### Source document
Please provide quotes which represent us vs. them, finger pointing, or mud slinging [0]. I'm not seeing it, but I'm also generally predisposed to enjoying her writing and personality.

[0] Shaming I'm not so concerned about - a few of those tweet authors should definitely be fucking ashamed of themselves.


I have an idea: Why don't you take it upon yourself to put the effort in and read the article as if you weren't someone who was predisposed to her writing and personality rather than demand people on the internet spoon feed you how to think.


I appreciate the offer, but no, thanks. I've got more interesting things to do than make your own case for you.

Thou dost protest too much, by the way.


> child porn perpetuating on reddit?

If there are images of child sexual abuse being put on Reddit people can contact the Internet Watch Foundation (http://www.iwf.org.uk/)

There are other problematic images: non photographic images of child sexual abuse not hosted in the UK. I have no idea if these are on Reddit, nor what Reddit would do about those. Christopher Handley trials suggest that these are criminal and could cause trouble for Reddit.
######
### The data
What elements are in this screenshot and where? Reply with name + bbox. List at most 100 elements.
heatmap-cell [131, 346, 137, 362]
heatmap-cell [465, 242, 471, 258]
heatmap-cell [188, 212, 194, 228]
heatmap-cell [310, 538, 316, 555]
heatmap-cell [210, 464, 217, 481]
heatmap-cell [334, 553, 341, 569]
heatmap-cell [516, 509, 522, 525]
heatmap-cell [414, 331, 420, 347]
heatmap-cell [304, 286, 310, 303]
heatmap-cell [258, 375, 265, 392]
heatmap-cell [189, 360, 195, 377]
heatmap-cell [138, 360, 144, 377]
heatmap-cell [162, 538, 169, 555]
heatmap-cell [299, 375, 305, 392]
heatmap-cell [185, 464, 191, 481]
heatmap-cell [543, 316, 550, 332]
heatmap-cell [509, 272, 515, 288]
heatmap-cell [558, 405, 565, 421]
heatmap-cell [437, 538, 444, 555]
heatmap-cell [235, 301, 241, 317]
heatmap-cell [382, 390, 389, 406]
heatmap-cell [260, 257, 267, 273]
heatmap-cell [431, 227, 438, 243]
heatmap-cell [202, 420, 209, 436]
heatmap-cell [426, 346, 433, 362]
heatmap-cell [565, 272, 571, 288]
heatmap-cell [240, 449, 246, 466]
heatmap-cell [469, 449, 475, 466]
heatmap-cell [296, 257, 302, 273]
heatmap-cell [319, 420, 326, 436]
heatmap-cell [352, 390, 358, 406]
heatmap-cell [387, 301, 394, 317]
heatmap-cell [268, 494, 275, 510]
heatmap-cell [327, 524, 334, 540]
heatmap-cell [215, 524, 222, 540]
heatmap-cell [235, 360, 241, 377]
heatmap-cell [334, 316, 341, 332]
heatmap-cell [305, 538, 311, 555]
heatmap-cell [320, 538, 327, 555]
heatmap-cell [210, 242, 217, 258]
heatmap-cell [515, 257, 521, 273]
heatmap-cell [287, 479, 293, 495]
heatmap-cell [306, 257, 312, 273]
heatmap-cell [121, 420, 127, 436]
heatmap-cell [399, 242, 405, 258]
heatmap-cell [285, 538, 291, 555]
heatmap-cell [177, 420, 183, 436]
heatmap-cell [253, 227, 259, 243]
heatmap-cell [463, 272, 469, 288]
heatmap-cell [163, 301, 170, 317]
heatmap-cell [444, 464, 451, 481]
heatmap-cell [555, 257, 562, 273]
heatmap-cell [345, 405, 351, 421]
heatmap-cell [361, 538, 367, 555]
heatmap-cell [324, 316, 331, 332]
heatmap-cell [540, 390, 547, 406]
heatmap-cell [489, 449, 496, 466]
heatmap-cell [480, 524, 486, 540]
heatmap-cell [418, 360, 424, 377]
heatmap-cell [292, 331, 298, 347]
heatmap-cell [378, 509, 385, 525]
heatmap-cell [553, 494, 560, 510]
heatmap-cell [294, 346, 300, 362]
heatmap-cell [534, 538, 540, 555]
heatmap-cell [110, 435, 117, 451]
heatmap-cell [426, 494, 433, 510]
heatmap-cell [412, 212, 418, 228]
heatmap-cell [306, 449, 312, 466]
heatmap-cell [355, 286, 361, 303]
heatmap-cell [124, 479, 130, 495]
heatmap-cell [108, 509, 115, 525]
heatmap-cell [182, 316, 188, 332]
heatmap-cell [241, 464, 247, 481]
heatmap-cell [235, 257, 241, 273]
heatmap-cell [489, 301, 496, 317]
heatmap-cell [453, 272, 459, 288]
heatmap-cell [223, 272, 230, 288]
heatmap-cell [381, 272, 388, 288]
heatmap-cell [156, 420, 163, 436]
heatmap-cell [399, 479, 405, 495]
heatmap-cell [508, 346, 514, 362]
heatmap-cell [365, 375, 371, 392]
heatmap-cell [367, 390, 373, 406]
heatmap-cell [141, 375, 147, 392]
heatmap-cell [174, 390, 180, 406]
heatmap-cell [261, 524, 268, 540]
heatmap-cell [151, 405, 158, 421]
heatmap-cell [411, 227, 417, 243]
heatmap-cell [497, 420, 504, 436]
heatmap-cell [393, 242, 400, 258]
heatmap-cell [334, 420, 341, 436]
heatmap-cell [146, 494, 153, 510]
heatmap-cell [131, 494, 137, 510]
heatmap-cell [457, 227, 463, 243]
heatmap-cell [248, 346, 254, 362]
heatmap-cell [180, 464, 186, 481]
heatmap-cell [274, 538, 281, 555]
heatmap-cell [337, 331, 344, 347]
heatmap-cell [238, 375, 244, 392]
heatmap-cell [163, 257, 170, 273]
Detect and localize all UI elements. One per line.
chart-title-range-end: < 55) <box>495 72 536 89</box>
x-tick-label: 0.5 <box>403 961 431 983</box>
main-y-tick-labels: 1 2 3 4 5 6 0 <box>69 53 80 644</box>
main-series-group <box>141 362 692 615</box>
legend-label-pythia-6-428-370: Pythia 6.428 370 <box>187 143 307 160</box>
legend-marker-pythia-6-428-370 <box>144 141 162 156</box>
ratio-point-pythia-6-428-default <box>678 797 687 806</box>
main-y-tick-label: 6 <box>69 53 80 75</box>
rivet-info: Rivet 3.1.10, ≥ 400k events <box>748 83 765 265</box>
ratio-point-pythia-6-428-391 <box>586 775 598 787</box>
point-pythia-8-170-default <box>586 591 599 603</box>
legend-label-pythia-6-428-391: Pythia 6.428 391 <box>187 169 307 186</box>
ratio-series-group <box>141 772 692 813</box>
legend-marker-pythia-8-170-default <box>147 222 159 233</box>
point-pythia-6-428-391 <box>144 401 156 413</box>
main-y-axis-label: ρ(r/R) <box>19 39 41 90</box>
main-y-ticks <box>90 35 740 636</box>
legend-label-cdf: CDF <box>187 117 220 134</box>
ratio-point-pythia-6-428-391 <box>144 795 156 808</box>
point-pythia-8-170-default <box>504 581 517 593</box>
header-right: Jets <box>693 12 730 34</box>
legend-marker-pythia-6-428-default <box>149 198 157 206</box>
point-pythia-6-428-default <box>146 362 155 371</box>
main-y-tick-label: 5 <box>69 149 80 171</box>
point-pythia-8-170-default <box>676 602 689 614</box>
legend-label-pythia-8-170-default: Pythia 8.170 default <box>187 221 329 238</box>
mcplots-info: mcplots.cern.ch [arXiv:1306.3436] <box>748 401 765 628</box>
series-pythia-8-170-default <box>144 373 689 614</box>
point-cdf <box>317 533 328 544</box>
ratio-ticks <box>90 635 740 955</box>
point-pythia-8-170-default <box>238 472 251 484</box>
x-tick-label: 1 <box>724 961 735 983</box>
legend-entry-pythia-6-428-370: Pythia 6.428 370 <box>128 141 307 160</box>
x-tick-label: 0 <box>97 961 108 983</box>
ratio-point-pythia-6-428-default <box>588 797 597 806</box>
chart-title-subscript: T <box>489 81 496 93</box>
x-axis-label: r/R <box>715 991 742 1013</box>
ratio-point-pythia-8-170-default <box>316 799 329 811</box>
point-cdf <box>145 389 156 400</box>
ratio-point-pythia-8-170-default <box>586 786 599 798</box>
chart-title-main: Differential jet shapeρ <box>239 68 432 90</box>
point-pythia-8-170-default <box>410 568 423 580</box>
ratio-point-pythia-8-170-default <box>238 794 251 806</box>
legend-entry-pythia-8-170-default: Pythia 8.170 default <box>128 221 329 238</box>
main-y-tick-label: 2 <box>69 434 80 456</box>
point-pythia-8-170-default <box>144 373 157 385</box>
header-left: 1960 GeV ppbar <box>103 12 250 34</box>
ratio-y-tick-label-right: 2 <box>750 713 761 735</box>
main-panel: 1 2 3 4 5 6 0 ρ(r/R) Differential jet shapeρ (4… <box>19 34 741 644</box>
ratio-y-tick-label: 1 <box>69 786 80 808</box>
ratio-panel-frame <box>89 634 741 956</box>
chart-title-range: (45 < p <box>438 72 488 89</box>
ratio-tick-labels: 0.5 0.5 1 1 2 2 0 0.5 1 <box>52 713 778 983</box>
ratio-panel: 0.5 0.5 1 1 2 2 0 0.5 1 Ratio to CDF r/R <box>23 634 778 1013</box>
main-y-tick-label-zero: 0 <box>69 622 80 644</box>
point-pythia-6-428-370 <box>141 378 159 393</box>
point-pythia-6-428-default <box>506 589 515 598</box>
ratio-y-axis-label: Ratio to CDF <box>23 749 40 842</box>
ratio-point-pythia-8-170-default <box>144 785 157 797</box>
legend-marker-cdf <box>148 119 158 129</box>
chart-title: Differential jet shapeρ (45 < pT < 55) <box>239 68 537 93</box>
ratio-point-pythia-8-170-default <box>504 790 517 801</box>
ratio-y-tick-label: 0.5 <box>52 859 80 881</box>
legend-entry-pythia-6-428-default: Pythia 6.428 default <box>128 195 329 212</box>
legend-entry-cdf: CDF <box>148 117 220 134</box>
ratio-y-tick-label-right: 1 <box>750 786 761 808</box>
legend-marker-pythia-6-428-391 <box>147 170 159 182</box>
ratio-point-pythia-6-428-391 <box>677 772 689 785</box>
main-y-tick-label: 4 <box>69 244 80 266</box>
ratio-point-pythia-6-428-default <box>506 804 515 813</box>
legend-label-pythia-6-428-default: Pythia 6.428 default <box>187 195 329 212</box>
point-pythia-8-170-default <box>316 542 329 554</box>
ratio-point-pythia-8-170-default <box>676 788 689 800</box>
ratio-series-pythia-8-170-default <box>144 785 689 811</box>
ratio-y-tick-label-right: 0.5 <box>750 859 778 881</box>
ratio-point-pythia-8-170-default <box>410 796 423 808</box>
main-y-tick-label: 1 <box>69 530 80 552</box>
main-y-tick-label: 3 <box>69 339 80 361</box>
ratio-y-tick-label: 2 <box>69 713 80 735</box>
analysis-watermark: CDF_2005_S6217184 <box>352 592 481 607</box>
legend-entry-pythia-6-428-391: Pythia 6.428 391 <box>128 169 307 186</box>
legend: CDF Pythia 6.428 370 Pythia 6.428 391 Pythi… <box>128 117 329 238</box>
######
» Exercise requirements
- A) According to the comment thread, which trials suggest that non-photographic images of child sexual abuse could be criminal?
- B) Reproduce the part of the comment thread that opens with the words containing "[0] Shaming I'm" and closes with "case for you.".
- C) Resume the comment thread after its last sentence.
The lines come from a separate source and are not part of the comment thread.

» Responses per task
- A) The Christopher Handley trials.

- B)
[0] Shaming I'm not so concerned about - a few of those tweet authors should definitely be fucking ashamed of themselves.


I have an idea: Why don't you take it upon yourself to put the effort in and read the article as if you weren't someone who was predisposed to her writing and personality rather than demand people on the internet spoon feed you how to think.


I appreciate the offer, but no, thanks. I've got more interesting things to do than make your own case for you.

- C)
And the sexualised (not not sexual) images of children are also a problem. Luckily Reddit has banned /r/jailbait and continues to ban similar subreddits.


I find it hard to believe she really cares about the bigotry and child porn on Reddit when half her post is about people who were mean to her


This doesn't make any sense. How does writing about two different things mean that a person is not concerned about both?


To be fair, it doesn't. But every time I'm invited to read what she's written, it is 50% her complaining about people being mean to her, and maybe 15% the actual issue. Excuse me for inferring her priorities


Unfortunately, your conspiracy theory conveniently overlaps a condition where the panelists simply want to represent themselves and their side of the story.


She did write:

"To balance things out, Farhad invited Reddit founder Alexis Ohanian, but he dropped out, so it was just the three of us."

"he dropped out" is clearly false.


Did she know that? It sounds like Farhad was point on the get-a-guy-from-reddit thing, so she may have not known the details, just that "Alexis was asked, but he isn't coming".


She's misrepresenting the facts. Does it matter that she didn't know the facts she was presenting were wrong? Her job is to find out, check sources, etc.

This is part of the responsibility of self-publishing.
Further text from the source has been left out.